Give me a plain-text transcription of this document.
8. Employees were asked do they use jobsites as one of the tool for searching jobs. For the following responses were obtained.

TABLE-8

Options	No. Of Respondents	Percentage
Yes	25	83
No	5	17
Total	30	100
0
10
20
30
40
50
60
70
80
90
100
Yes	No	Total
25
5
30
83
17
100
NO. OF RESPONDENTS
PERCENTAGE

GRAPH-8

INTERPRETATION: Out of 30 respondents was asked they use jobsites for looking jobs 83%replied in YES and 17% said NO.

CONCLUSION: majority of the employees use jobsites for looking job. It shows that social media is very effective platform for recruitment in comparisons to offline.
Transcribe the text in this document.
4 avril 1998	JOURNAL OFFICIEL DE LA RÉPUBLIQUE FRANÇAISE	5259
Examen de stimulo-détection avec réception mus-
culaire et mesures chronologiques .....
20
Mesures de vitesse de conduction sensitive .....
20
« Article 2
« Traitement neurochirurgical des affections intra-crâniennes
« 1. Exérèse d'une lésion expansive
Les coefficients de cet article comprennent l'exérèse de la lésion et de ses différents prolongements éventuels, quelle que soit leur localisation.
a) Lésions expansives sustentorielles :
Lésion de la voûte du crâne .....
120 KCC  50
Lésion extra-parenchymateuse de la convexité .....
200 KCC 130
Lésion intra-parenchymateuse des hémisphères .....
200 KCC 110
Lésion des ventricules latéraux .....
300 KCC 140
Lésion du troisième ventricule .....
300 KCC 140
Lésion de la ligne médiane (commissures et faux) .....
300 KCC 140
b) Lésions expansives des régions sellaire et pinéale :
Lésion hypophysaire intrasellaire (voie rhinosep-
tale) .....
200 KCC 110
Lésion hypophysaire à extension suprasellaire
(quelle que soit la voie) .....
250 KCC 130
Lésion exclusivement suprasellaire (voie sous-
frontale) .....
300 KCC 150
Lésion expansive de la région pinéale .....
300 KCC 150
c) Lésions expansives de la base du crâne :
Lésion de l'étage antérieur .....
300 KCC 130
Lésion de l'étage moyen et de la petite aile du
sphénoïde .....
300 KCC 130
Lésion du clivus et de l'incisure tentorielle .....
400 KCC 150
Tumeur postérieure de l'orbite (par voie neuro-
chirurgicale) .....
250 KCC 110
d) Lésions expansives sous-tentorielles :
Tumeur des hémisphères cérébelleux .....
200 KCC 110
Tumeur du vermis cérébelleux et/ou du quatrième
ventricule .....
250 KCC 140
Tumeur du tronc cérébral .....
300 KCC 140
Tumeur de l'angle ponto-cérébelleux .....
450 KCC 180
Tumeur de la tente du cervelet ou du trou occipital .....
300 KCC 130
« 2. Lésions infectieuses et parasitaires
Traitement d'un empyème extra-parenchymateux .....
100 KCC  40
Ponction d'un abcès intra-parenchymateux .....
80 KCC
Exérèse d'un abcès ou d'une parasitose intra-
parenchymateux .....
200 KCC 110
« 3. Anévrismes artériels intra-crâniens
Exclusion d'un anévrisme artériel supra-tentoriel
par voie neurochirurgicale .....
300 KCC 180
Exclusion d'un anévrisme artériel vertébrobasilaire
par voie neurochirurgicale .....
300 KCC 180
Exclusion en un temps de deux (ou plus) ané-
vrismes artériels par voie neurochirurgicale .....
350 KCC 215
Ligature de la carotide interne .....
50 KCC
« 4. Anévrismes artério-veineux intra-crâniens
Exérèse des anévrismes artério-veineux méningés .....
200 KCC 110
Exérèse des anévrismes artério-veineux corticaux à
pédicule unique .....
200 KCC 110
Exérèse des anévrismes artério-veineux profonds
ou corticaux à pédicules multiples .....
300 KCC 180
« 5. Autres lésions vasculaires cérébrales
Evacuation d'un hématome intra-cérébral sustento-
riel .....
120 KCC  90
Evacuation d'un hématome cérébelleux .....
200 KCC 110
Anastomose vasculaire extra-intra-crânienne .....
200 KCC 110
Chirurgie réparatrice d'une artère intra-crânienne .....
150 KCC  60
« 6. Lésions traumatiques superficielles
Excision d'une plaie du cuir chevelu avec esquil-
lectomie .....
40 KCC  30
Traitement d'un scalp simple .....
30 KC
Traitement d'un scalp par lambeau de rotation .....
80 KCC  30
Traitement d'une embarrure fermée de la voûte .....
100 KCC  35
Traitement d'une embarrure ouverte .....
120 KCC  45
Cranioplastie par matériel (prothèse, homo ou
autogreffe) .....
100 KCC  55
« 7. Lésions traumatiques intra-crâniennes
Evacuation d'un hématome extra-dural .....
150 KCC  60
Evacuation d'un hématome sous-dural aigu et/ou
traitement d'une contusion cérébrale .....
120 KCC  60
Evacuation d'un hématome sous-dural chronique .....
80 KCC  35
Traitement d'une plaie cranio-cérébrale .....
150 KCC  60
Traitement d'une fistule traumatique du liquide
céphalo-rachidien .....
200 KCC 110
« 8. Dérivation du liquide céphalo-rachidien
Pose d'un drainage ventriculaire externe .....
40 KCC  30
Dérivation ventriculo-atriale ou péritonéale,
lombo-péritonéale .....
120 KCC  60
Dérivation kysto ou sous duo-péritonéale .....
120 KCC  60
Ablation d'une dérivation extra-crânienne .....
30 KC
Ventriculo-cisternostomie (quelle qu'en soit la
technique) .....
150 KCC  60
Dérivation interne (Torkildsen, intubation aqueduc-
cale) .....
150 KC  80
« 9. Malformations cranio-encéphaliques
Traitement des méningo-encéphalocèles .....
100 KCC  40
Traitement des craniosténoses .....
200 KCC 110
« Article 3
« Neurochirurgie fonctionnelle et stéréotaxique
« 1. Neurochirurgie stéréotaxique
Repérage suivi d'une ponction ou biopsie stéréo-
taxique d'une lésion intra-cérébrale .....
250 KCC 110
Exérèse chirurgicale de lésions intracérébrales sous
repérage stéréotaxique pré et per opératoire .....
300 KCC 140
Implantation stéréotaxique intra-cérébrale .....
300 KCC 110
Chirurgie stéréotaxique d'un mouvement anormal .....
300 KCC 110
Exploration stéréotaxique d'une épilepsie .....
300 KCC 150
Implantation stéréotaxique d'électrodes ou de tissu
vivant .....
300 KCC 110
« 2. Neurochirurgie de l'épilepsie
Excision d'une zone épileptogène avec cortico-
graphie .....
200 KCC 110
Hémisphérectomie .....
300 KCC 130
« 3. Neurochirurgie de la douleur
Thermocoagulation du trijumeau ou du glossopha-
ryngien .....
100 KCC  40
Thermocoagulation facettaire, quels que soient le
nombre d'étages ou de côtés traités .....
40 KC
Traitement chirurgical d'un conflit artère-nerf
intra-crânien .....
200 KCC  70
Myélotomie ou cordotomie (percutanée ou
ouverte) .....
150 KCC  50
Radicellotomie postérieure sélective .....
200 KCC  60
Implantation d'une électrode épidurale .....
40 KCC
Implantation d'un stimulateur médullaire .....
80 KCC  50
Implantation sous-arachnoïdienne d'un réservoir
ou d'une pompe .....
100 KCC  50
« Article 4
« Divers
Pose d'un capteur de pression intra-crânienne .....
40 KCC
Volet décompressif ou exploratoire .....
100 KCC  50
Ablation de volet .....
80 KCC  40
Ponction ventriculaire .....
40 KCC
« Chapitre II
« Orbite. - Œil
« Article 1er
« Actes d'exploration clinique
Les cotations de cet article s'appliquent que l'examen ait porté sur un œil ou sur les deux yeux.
++++++++++
## YOUR TASK
Output the lines above verbatim and in full.

## CORRECT RESULT
Give me a plain-text transcription of this document.
8. Employees were asked do they use jobsites as one of the tool for searching jobs. For the following responses were obtained.

TABLE-8

Options	No. Of Respondents	Percentage
Yes	25	83
No	5	17
Total	30	100
0
10
20
30
40
50
60
70
80
90
100
Yes	No	Total
25
5
30
83
17
100
NO. OF RESPONDENTS
PERCENTAGE

GRAPH-8

INTERPRETATION: Out of 30 respondents was asked they use jobsites for looking jobs 83%replied in YES and 17% said NO.

CONCLUSION: majority of the employees use jobsites for looking job. It shows that social media is very effective platform for recruitment in comparisons to offline.
Transcribe the text in this document.
4 avril 1998	JOURNAL OFFICIEL DE LA RÉPUBLIQUE FRANÇAISE	5259
Examen de stimulo-détection avec réception mus-
culaire et mesures chronologiques .....
20
Mesures de vitesse de conduction sensitive .....
20
« Article 2
« Traitement neurochirurgical des affections intra-crâniennes
« 1. Exérèse d'une lésion expansive
Les coefficients de cet article comprennent l'exérèse de la lésion et de ses différents prolongements éventuels, quelle que soit leur localisation.
a) Lésions expansives sustentorielles :
Lésion de la voûte du crâne .....
120 KCC  50
Lésion extra-parenchymateuse de la convexité .....
200 KCC 130
Lésion intra-parenchymateuse des hémisphères .....
200 KCC 110
Lésion des ventricules latéraux .....
300 KCC 140
Lésion du troisième ventricule .....
300 KCC 140
Lésion de la ligne médiane (commissures et faux) .....
300 KCC 140
b) Lésions expansives des régions sellaire et pinéale :
Lésion hypophysaire intrasellaire (voie rhinosep-
tale) .....
200 KCC 110
Lésion hypophysaire à extension suprasellaire
(quelle que soit la voie) .....
250 KCC 130
Lésion exclusivement suprasellaire (voie sous-
frontale) .....
300 KCC 150
Lésion expansive de la région pinéale .....
300 KCC 150
c) Lésions expansives de la base du crâne :
Lésion de l'étage antérieur .....
300 KCC 130
Lésion de l'étage moyen et de la petite aile du
sphénoïde .....
300 KCC 130
Lésion du clivus et de l'incisure tentorielle .....
400 KCC 150
Tumeur postérieure de l'orbite (par voie neuro-
chirurgicale) .....
250 KCC 110
d) Lésions expansives sous-tentorielles :
Tumeur des hémisphères cérébelleux .....
200 KCC 110
Tumeur du vermis cérébelleux et/ou du quatrième
ventricule .....
250 KCC 140
Tumeur du tronc cérébral .....
300 KCC 140
Tumeur de l'angle ponto-cérébelleux .....
450 KCC 180
Tumeur de la tente du cervelet ou du trou occipital .....
300 KCC 130
« 2. Lésions infectieuses et parasitaires
Traitement d'un empyème extra-parenchymateux .....
100 KCC  40
Ponction d'un abcès intra-parenchymateux .....
80 KCC
Exérèse d'un abcès ou d'une parasitose intra-
parenchymateux .....
200 KCC 110
« 3. Anévrismes artériels intra-crâniens
Exclusion d'un anévrisme artériel supra-tentoriel
par voie neurochirurgicale .....
300 KCC 180
Exclusion d'un anévrisme artériel vertébrobasilaire
par voie neurochirurgicale .....
300 KCC 180
Exclusion en un temps de deux (ou plus) ané-
vrismes artériels par voie neurochirurgicale .....
350 KCC 215
Ligature de la carotide interne .....
50 KCC
« 4. Anévrismes artério-veineux intra-crâniens
Exérèse des anévrismes artério-veineux méningés .....
200 KCC 110
Exérèse des anévrismes artério-veineux corticaux à
pédicule unique .....
200 KCC 110
Exérèse des anévrismes artério-veineux profonds
ou corticaux à pédicules multiples .....
300 KCC 180
« 5. Autres lésions vasculaires cérébrales
Evacuation d'un hématome intra-cérébral sustento-
riel .....
120 KCC  90
Evacuation d'un hématome cérébelleux .....
200 KCC 110
Anastomose vasculaire extra-intra-crânienne .....
200 KCC 110
Chirurgie réparatrice d'une artère intra-crânienne .....
150 KCC  60
« 6. Lésions traumatiques superficielles
Excision d'une plaie du cuir chevelu avec esquil-
lectomie .....
40 KCC  30
Traitement d'un scalp simple .....
30 KC
Traitement d'un scalp par lambeau de rotation .....
80 KCC  30
Traitement d'une embarrure fermée de la voûte .....
100 KCC  35
Traitement d'une embarrure ouverte .....
120 KCC  45
Cranioplastie par matériel (prothèse, homo ou
autogreffe) .....
100 KCC  55
« 7. Lésions traumatiques intra-crâniennes
Evacuation d'un hématome extra-dural .....
150 KCC  60
Evacuation d'un hématome sous-dural aigu et/ou
traitement d'une contusion cérébrale .....
120 KCC  60
Evacuation d'un hématome sous-dural chronique .....
80 KCC  35
Traitement d'une plaie cranio-cérébrale .....
150 KCC  60
Traitement d'une fistule traumatique du liquide
céphalo-rachidien .....
200 KCC 110
« 8. Dérivation du liquide céphalo-rachidien
Pose d'un drainage ventriculaire externe .....
40 KCC  30
Dérivation ventriculo-atriale ou péritonéale,
lombo-péritonéale .....
120 KCC  60
Dérivation kysto ou sous duo-péritonéale .....
120 KCC  60
Ablation d'une dérivation extra-crânienne .....
30 KC
Ventriculo-cisternostomie (quelle qu'en soit la
technique) .....
150 KCC  60
Dérivation interne (Torkildsen, intubation aqueduc-
cale) .....
150 KC  80
« 9. Malformations cranio-encéphaliques
Traitement des méningo-encéphalocèles .....
100 KCC  40
Traitement des craniosténoses .....
200 KCC 110
« Article 3
« Neurochirurgie fonctionnelle et stéréotaxique
« 1. Neurochirurgie stéréotaxique
Repérage suivi d'une ponction ou biopsie stéréo-
taxique d'une lésion intra-cérébrale .....
250 KCC 110
Exérèse chirurgicale de lésions intracérébrales sous
repérage stéréotaxique pré et per opératoire .....
300 KCC 140
Implantation stéréotaxique intra-cérébrale .....
300 KCC 110
Chirurgie stéréotaxique d'un mouvement anormal .....
300 KCC 110
Exploration stéréotaxique d'une épilepsie .....
300 KCC 150
Implantation stéréotaxique d'électrodes ou de tissu
vivant .....
300 KCC 110
« 2. Neurochirurgie de l'épilepsie
Excision d'une zone épileptogène avec cortico-
graphie .....
200 KCC 110
Hémisphérectomie .....
300 KCC 130
« 3. Neurochirurgie de la douleur
Thermocoagulation du trijumeau ou du glossopha-
ryngien .....
100 KCC  40
Thermocoagulation facettaire, quels que soient le
nombre d'étages ou de côtés traités .....
40 KC
Traitement chirurgical d'un conflit artère-nerf
intra-crânien .....
200 KCC  70
Myélotomie ou cordotomie (percutanée ou
ouverte) .....
150 KCC  50
Radicellotomie postérieure sélective .....
200 KCC  60
Implantation d'une électrode épidurale .....
40 KCC
Implantation d'un stimulateur médullaire .....
80 KCC  50
Implantation sous-arachnoïdienne d'un réservoir
ou d'une pompe .....
100 KCC  50
« Article 4
« Divers
Pose d'un capteur de pression intra-crânienne .....
40 KCC
Volet décompressif ou exploratoire .....
100 KCC  50
Ablation de volet .....
80 KCC  40
Ponction ventriculaire .....
40 KCC
« Chapitre II
« Orbite. - Œil
« Article 1er
« Actes d'exploration clinique
Les cotations de cet article s'appliquent que l'examen ait porté sur un œil ou sur les deux yeux.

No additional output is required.